◆ **Material shown**:
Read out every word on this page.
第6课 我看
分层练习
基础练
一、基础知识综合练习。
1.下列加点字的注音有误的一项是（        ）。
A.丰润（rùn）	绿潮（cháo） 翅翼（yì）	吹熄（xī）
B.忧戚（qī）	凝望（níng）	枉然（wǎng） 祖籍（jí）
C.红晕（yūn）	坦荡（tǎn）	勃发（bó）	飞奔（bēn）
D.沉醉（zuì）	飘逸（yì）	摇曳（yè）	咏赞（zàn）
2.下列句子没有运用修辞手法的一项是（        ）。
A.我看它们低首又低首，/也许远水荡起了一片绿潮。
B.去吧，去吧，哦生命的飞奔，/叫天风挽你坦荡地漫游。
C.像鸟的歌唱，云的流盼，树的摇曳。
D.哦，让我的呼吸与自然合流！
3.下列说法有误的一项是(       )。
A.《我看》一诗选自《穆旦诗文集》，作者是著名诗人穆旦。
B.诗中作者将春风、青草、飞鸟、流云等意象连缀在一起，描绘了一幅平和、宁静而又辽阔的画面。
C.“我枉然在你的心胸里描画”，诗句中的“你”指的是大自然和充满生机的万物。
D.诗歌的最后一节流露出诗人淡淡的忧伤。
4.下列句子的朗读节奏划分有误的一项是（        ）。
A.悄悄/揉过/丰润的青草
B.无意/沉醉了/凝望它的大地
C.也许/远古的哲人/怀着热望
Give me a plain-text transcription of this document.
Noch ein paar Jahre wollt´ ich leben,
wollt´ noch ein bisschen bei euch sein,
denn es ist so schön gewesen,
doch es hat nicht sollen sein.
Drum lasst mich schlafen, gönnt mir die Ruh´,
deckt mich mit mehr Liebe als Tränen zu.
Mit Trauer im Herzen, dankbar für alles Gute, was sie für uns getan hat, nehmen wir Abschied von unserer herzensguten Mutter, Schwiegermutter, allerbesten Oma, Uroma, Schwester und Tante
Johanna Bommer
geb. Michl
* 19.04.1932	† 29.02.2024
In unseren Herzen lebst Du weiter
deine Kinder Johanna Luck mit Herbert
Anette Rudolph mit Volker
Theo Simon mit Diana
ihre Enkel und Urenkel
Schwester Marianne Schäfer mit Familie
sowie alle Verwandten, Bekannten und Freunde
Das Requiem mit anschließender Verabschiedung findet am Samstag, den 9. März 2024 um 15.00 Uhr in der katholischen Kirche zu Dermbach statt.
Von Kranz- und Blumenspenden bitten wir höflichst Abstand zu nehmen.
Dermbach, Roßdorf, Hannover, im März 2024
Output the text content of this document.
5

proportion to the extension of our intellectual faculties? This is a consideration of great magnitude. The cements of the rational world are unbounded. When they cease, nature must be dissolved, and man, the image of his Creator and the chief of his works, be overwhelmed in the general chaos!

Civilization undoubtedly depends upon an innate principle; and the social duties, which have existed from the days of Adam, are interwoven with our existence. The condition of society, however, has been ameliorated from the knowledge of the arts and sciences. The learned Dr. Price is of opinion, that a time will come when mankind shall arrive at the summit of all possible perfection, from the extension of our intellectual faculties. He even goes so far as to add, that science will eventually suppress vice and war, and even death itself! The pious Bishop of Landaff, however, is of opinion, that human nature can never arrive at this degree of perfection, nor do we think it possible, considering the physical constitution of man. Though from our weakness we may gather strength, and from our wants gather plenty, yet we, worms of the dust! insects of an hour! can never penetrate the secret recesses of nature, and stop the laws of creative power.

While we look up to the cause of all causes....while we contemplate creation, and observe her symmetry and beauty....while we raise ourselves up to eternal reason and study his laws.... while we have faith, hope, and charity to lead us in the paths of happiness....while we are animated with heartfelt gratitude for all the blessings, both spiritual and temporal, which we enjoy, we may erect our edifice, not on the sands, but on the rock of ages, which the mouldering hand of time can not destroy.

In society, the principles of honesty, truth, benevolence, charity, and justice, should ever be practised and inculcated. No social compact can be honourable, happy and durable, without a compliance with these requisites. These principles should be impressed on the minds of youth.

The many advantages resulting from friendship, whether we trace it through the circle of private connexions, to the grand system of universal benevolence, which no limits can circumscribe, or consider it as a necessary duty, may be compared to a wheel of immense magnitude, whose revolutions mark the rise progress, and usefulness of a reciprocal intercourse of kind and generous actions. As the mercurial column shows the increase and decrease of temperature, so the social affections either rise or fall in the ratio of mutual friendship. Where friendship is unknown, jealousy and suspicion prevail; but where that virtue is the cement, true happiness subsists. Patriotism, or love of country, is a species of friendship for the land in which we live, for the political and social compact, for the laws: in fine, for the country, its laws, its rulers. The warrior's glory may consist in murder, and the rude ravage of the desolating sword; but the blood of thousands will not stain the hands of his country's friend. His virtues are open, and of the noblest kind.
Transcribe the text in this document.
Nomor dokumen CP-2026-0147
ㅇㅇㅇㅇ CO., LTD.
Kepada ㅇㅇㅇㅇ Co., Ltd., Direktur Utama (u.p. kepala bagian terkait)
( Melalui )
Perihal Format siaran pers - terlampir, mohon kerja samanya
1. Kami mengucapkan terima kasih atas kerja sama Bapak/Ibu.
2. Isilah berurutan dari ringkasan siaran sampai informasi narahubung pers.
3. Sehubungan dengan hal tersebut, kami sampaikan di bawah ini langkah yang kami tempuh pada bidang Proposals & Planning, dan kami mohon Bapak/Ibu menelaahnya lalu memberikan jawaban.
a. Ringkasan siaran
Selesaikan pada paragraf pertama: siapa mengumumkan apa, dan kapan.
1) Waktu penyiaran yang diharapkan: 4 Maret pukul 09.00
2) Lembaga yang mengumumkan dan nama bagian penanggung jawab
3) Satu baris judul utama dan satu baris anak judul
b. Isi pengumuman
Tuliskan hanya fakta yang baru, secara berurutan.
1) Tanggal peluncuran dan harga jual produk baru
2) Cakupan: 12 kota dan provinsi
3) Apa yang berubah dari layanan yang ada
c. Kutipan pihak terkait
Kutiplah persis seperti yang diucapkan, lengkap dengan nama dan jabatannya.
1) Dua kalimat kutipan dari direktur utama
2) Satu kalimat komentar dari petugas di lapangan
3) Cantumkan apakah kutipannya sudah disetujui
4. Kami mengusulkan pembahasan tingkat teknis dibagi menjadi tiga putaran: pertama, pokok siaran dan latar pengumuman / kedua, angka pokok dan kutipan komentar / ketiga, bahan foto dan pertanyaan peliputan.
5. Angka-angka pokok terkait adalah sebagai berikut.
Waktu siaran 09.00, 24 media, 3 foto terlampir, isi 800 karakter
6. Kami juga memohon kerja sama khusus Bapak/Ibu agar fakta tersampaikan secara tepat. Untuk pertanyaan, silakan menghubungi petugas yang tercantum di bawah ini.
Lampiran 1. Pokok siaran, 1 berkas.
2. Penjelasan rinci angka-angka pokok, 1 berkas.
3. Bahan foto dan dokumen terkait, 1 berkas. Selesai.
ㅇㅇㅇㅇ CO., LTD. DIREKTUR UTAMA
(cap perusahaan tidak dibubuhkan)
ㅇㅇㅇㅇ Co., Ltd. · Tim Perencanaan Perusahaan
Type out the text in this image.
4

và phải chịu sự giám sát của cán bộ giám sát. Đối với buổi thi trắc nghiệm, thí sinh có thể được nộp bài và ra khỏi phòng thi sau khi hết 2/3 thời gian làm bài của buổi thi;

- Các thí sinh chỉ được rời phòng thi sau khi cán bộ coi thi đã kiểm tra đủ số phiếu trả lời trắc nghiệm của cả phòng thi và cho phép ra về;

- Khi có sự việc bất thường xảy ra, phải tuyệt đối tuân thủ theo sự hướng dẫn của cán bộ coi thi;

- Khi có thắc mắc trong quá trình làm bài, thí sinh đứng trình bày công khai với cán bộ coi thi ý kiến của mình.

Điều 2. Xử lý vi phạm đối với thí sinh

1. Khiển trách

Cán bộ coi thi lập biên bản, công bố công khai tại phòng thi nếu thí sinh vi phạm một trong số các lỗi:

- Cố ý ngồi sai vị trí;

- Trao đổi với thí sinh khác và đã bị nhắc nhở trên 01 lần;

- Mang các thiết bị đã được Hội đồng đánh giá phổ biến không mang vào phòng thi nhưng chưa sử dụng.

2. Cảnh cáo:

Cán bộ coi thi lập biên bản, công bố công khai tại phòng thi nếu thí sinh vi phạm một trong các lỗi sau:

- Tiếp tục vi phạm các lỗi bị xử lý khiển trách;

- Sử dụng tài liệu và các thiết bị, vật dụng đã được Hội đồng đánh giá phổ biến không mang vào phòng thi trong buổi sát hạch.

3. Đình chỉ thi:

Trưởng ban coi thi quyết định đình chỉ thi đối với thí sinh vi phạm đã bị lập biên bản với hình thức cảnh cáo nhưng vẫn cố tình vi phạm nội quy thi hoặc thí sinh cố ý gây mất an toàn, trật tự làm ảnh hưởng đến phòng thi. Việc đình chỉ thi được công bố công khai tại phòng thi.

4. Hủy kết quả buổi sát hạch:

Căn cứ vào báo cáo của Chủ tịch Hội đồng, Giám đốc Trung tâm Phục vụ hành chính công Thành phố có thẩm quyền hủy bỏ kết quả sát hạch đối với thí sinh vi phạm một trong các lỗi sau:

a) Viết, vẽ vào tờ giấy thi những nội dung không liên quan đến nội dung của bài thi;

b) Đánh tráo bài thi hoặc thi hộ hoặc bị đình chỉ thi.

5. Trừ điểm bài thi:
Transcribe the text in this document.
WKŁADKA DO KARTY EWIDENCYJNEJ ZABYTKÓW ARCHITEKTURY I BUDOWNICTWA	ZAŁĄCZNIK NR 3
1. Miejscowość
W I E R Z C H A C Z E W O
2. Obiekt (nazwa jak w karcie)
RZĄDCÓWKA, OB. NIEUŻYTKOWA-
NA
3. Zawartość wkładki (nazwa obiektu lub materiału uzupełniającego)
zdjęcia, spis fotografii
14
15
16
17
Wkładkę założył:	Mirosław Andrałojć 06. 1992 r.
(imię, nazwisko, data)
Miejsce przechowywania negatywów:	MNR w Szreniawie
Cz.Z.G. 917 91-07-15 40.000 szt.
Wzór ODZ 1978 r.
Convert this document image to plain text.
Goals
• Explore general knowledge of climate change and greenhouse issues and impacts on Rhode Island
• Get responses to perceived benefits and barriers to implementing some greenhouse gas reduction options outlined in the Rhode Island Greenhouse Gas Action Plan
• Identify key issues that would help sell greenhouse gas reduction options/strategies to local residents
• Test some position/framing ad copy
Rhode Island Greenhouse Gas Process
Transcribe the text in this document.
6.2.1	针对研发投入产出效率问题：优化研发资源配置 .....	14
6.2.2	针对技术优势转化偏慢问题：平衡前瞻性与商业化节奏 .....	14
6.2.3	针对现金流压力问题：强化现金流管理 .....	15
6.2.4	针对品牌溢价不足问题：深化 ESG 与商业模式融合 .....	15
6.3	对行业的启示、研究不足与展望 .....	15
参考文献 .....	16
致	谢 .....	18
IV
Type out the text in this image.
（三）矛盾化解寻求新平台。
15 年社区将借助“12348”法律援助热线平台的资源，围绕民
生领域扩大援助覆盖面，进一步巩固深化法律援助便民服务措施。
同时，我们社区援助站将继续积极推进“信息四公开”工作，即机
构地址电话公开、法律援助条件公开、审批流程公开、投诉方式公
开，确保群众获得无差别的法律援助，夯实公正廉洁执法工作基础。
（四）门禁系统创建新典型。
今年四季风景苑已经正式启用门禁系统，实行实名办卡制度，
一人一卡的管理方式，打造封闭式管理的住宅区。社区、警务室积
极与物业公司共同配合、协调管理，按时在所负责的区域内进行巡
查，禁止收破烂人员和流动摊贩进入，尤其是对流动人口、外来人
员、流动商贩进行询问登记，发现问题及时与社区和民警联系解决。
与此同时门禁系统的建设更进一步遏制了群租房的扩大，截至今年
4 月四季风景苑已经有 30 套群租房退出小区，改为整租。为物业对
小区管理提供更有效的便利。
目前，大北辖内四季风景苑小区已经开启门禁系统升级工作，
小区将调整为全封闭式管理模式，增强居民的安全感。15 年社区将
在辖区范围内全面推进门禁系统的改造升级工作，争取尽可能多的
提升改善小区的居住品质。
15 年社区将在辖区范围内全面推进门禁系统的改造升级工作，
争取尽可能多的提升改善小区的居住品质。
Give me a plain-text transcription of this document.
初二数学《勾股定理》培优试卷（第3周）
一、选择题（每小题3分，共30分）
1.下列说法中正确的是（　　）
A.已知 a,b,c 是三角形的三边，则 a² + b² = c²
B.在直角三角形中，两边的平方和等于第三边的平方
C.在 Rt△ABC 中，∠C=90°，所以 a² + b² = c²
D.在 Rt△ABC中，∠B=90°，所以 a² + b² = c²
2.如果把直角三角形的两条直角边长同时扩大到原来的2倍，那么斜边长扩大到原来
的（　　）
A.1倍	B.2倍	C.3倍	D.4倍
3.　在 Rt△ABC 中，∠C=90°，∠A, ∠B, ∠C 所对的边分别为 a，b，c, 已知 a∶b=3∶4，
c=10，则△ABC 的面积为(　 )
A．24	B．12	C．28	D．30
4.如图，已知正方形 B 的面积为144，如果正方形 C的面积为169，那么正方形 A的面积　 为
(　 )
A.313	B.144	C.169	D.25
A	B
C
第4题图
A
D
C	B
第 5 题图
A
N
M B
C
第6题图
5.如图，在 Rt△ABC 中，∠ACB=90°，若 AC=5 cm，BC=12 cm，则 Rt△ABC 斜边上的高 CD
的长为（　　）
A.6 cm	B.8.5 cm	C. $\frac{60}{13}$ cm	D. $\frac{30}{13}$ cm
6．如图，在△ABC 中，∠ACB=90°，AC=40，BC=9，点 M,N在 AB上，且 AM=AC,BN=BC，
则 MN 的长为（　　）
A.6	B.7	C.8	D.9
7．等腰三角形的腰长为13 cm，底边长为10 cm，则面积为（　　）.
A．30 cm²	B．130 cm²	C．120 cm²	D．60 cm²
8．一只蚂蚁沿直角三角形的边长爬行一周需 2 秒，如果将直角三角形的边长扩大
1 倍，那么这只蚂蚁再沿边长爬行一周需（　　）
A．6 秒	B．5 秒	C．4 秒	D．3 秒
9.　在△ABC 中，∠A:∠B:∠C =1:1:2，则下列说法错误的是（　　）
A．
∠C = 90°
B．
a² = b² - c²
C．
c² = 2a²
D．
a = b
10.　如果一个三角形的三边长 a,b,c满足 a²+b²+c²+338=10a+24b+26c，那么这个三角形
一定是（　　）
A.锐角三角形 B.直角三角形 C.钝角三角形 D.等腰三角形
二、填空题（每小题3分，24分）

◆ **Your goal**: Lines that hold "with" are the ones to copy; find all of them.

◆ **Finished task**:
Civilization undoubtedly depends upon an innate principle; and the social duties, which have existed from the days of Adam, are interwoven with our existence. The condition of society, however, has been ameliorated from the knowledge of the arts and sciences. The learned Dr. Price is of opinion, that a time will come when mankind shall arrive at the summit of all possible perfection, from the extension of our intellectual faculties. He even goes so far as to add, that science will eventually suppress vice and war, and even death itself! The pious Bishop of Landaff, however, is of opinion, that human nature can never arrive at this degree of perfection, nor do we think it possible, considering the physical constitution of man. Though from our weakness we may gather strength, and from our wants gather plenty, yet we, worms of the dust! insects of an hour! can never penetrate the secret recesses of nature, and stop the laws of creative power.
While we look up to the cause of all causes....while we contemplate creation, and observe her symmetry and beauty....while we raise ourselves up to eternal reason and study his laws.... while we have faith, hope, and charity to lead us in the paths of happiness....while we are animated with heartfelt gratitude for all the blessings, both spiritual and temporal, which we enjoy, we may erect our edifice, not on the sands, but on the rock of ages, which the mouldering hand of time can not destroy.
In society, the principles of honesty, truth, benevolence, charity, and justice, should ever be practised and inculcated. No social compact can be honourable, happy and durable, without a compliance with these requisites. These principles should be impressed on the minds of youth.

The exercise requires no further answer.